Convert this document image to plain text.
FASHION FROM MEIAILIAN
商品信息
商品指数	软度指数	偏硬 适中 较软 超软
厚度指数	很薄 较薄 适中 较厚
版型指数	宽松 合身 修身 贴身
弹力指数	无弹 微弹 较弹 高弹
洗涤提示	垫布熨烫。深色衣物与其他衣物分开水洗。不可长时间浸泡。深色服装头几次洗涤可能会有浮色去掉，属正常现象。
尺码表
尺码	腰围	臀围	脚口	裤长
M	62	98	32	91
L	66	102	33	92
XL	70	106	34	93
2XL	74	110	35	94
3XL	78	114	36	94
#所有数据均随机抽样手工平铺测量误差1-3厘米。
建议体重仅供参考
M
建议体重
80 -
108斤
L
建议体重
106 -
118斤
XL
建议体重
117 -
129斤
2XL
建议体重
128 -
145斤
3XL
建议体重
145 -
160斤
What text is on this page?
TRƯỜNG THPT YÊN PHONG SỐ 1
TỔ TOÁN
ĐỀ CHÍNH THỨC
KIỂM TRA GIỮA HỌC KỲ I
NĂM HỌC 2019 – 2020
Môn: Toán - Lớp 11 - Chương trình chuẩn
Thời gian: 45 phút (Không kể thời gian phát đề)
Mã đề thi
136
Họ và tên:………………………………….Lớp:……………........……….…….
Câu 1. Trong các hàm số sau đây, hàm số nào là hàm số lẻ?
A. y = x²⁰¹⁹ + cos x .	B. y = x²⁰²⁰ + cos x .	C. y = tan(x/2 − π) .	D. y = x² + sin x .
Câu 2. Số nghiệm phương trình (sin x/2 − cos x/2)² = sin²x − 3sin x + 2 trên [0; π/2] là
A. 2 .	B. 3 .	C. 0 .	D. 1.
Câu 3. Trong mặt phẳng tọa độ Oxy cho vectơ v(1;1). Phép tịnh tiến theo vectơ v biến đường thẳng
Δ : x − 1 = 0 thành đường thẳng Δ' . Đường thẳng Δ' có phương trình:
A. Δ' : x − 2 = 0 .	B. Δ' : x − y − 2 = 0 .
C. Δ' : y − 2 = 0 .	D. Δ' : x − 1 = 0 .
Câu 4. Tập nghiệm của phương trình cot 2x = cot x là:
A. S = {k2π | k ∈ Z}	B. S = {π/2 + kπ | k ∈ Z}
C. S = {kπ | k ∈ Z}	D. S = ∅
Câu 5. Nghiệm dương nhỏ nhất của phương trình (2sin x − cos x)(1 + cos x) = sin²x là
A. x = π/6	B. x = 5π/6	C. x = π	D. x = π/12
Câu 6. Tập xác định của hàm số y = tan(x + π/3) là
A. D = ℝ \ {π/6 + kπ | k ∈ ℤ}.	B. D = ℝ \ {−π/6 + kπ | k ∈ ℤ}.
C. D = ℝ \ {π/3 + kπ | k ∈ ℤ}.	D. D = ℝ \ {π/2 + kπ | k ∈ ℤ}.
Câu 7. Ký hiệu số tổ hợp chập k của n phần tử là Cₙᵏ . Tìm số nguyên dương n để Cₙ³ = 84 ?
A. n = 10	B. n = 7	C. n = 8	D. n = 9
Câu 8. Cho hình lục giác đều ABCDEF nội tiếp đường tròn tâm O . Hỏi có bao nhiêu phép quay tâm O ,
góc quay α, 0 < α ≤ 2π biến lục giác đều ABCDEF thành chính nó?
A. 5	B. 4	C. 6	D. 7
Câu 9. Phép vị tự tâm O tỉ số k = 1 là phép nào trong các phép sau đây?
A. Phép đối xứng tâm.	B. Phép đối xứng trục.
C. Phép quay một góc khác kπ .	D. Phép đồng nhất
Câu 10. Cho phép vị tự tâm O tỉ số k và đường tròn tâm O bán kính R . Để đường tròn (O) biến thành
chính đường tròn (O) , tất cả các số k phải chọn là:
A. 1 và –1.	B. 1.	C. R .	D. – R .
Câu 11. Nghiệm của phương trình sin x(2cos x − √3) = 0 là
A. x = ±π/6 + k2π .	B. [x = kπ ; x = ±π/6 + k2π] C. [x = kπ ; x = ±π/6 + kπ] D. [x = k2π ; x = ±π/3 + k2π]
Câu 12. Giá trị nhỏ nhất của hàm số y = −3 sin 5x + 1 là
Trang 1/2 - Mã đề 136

━━━━━━

What you will do = Output the complete data exactly as written.

Solution to this task =
Convert this document image to plain text.
FASHION FROM MEIAILIAN
商品信息
商品指数	软度指数	偏硬 适中 较软 超软
厚度指数	很薄 较薄 适中 较厚
版型指数	宽松 合身 修身 贴身
弹力指数	无弹 微弹 较弹 高弹
洗涤提示	垫布熨烫。深色衣物与其他衣物分开水洗。不可长时间浸泡。深色服装头几次洗涤可能会有浮色去掉，属正常现象。
尺码表
尺码	腰围	臀围	脚口	裤长
M	62	98	32	91
L	66	102	33	92
XL	70	106	34	93
2XL	74	110	35	94
3XL	78	114	36	94
#所有数据均随机抽样手工平铺测量误差1-3厘米。
建议体重仅供参考
M
建议体重
80 -
108斤
L
建议体重
106 -
118斤
XL
建议体重
117 -
129斤
2XL
建议体重
128 -
145斤
3XL
建议体重
145 -
160斤
What text is on this page?
TRƯỜNG THPT YÊN PHONG SỐ 1
TỔ TOÁN
ĐỀ CHÍNH THỨC
KIỂM TRA GIỮA HỌC KỲ I
NĂM HỌC 2019 – 2020
Môn: Toán - Lớp 11 - Chương trình chuẩn
Thời gian: 45 phút (Không kể thời gian phát đề)
Mã đề thi
136
Họ và tên:………………………………….Lớp:……………........……….…….
Câu 1. Trong các hàm số sau đây, hàm số nào là hàm số lẻ?
A. y = x²⁰¹⁹ + cos x .	B. y = x²⁰²⁰ + cos x .	C. y = tan(x/2 − π) .	D. y = x² + sin x .
Câu 2. Số nghiệm phương trình (sin x/2 − cos x/2)² = sin²x − 3sin x + 2 trên [0; π/2] là
A. 2 .	B. 3 .	C. 0 .	D. 1.
Câu 3. Trong mặt phẳng tọa độ Oxy cho vectơ v(1;1). Phép tịnh tiến theo vectơ v biến đường thẳng
Δ : x − 1 = 0 thành đường thẳng Δ' . Đường thẳng Δ' có phương trình:
A. Δ' : x − 2 = 0 .	B. Δ' : x − y − 2 = 0 .
C. Δ' : y − 2 = 0 .	D. Δ' : x − 1 = 0 .
Câu 4. Tập nghiệm của phương trình cot 2x = cot x là:
A. S = {k2π | k ∈ Z}	B. S = {π/2 + kπ | k ∈ Z}
C. S = {kπ | k ∈ Z}	D. S = ∅
Câu 5. Nghiệm dương nhỏ nhất của phương trình (2sin x − cos x)(1 + cos x) = sin²x là
A. x = π/6	B. x = 5π/6	C. x = π	D. x = π/12
Câu 6. Tập xác định của hàm số y = tan(x + π/3) là
A. D = ℝ \ {π/6 + kπ | k ∈ ℤ}.	B. D = ℝ \ {−π/6 + kπ | k ∈ ℤ}.
C. D = ℝ \ {π/3 + kπ | k ∈ ℤ}.	D. D = ℝ \ {π/2 + kπ | k ∈ ℤ}.
Câu 7. Ký hiệu số tổ hợp chập k của n phần tử là Cₙᵏ . Tìm số nguyên dương n để Cₙ³ = 84 ?
A. n = 10	B. n = 7	C. n = 8	D. n = 9
Câu 8. Cho hình lục giác đều ABCDEF nội tiếp đường tròn tâm O . Hỏi có bao nhiêu phép quay tâm O ,
góc quay α, 0 < α ≤ 2π biến lục giác đều ABCDEF thành chính nó?
A. 5	B. 4	C. 6	D. 7
Câu 9. Phép vị tự tâm O tỉ số k = 1 là phép nào trong các phép sau đây?
A. Phép đối xứng tâm.	B. Phép đối xứng trục.
C. Phép quay một góc khác kπ .	D. Phép đồng nhất
Câu 10. Cho phép vị tự tâm O tỉ số k và đường tròn tâm O bán kính R . Để đường tròn (O) biến thành
chính đường tròn (O) , tất cả các số k phải chọn là:
A. 1 và –1.	B. 1.	C. R .	D. – R .
Câu 11. Nghiệm của phương trình sin x(2cos x − √3) = 0 là
A. x = ±π/6 + k2π .	B. [x = kπ ; x = ±π/6 + k2π] C. [x = kπ ; x = ±π/6 + kπ] D. [x = k2π ; x = ±π/3 + k2π]
Câu 12. Giá trị nhỏ nhất của hàm số y = −3 sin 5x + 1 là
Trang 1/2 - Mã đề 136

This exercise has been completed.